#### [The records]
>>>>>
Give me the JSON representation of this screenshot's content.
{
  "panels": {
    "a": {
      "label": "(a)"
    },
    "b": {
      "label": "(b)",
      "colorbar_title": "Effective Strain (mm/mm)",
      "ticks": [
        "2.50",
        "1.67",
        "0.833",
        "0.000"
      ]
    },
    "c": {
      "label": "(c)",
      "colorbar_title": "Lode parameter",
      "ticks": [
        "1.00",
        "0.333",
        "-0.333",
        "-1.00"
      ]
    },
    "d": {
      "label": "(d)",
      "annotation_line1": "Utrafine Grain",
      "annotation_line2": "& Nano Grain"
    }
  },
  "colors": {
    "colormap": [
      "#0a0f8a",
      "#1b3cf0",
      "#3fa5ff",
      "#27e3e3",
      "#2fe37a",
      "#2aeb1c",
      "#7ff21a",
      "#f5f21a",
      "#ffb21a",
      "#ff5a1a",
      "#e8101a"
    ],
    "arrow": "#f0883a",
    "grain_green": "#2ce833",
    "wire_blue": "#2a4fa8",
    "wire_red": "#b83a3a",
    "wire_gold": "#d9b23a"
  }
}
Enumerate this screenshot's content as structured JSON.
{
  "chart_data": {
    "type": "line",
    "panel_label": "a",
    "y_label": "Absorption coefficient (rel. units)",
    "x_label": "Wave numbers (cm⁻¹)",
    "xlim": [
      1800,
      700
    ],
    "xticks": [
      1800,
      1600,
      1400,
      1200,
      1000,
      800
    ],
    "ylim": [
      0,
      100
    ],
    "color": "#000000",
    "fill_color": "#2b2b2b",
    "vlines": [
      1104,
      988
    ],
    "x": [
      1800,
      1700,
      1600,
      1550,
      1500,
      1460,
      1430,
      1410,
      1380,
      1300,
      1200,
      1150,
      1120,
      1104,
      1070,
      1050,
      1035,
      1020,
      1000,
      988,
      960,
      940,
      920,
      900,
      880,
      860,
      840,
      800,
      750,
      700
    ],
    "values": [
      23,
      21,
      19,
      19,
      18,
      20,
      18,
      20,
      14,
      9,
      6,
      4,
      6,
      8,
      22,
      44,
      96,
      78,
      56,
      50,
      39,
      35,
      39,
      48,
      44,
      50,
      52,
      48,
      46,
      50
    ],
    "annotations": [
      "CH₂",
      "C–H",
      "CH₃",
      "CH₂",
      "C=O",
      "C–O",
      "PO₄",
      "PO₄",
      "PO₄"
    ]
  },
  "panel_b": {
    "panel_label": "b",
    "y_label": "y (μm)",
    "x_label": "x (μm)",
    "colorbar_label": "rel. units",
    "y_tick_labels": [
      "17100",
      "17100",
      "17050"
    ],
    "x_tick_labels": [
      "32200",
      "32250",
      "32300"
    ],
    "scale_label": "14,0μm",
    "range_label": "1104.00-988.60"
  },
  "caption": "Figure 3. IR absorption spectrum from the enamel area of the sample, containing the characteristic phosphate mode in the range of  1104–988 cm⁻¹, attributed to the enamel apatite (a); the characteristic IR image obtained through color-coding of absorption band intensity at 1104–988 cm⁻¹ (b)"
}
<<<<<
Copy all the lines, exactly.

#### [Solution for this exercise]
Give me the JSON representation of this screenshot's content.
{
  "panels": {
    "a": {
      "label": "(a)"
    },
    "b": {
      "label": "(b)",
      "colorbar_title": "Effective Strain (mm/mm)",
      "ticks": [
        "2.50",
        "1.67",
        "0.833",
        "0.000"
      ]
    },
    "c": {
      "label": "(c)",
      "colorbar_title": "Lode parameter",
      "ticks": [
        "1.00",
        "0.333",
        "-0.333",
        "-1.00"
      ]
    },
    "d": {
      "label": "(d)",
      "annotation_line1": "Utrafine Grain",
      "annotation_line2": "& Nano Grain"
    }
  },
  "colors": {
    "colormap": [
      "#0a0f8a",
      "#1b3cf0",
      "#3fa5ff",
      "#27e3e3",
      "#2fe37a",
      "#2aeb1c",
      "#7ff21a",
      "#f5f21a",
      "#ffb21a",
      "#ff5a1a",
      "#e8101a"
    ],
    "arrow": "#f0883a",
    "grain_green": "#2ce833",
    "wire_blue": "#2a4fa8",
    "wire_red": "#b83a3a",
    "wire_gold": "#d9b23a"
  }
}
Enumerate this screenshot's content as structured JSON.
{
  "chart_data": {
    "type": "line",
    "panel_label": "a",
    "y_label": "Absorption coefficient (rel. units)",
    "x_label": "Wave numbers (cm⁻¹)",
    "xlim": [
      1800,
      700
    ],
    "xticks": [
      1800,
      1600,
      1400,
      1200,
      1000,
      800
    ],
    "ylim": [
      0,
      100
    ],
    "color": "#000000",
    "fill_color": "#2b2b2b",
    "vlines": [
      1104,
      988
    ],
    "x": [
      1800,
      1700,
      1600,
      1550,
      1500,
      1460,
      1430,
      1410,
      1380,
      1300,
      1200,
      1150,
      1120,
      1104,
      1070,
      1050,
      1035,
      1020,
      1000,
      988,
      960,
      940,
      920,
      900,
      880,
      860,
      840,
      800,
      750,
      700
    ],
    "values": [
      23,
      21,
      19,
      19,
      18,
      20,
      18,
      20,
      14,
      9,
      6,
      4,
      6,
      8,
      22,
      44,
      96,
      78,
      56,
      50,
      39,
      35,
      39,
      48,
      44,
      50,
      52,
      48,
      46,
      50
    ],
    "annotations": [
      "CH₂",
      "C–H",
      "CH₃",
      "CH₂",
      "C=O",
      "C–O",
      "PO₄",
      "PO₄",
      "PO₄"
    ]
  },
  "panel_b": {
    "panel_label": "b",
    "y_label": "y (μm)",
    "x_label": "x (μm)",
    "colorbar_label": "rel. units",
    "y_tick_labels": [
      "17100",
      "17100",
      "17050"
    ],
    "x_tick_labels": [
      "32200",
      "32250",
      "32300"
    ],
    "scale_label": "14,0μm",
    "range_label": "1104.00-988.60"
  },
  "caption": "Figure 3. IR absorption spectrum from the enamel area of the sample, containing the characteristic phosphate mode in the range of  1104–988 cm⁻¹, attributed to the enamel apatite (a); the characteristic IR image obtained through color-coding of absorption band intensity at 1104–988 cm⁻¹ (b)"
}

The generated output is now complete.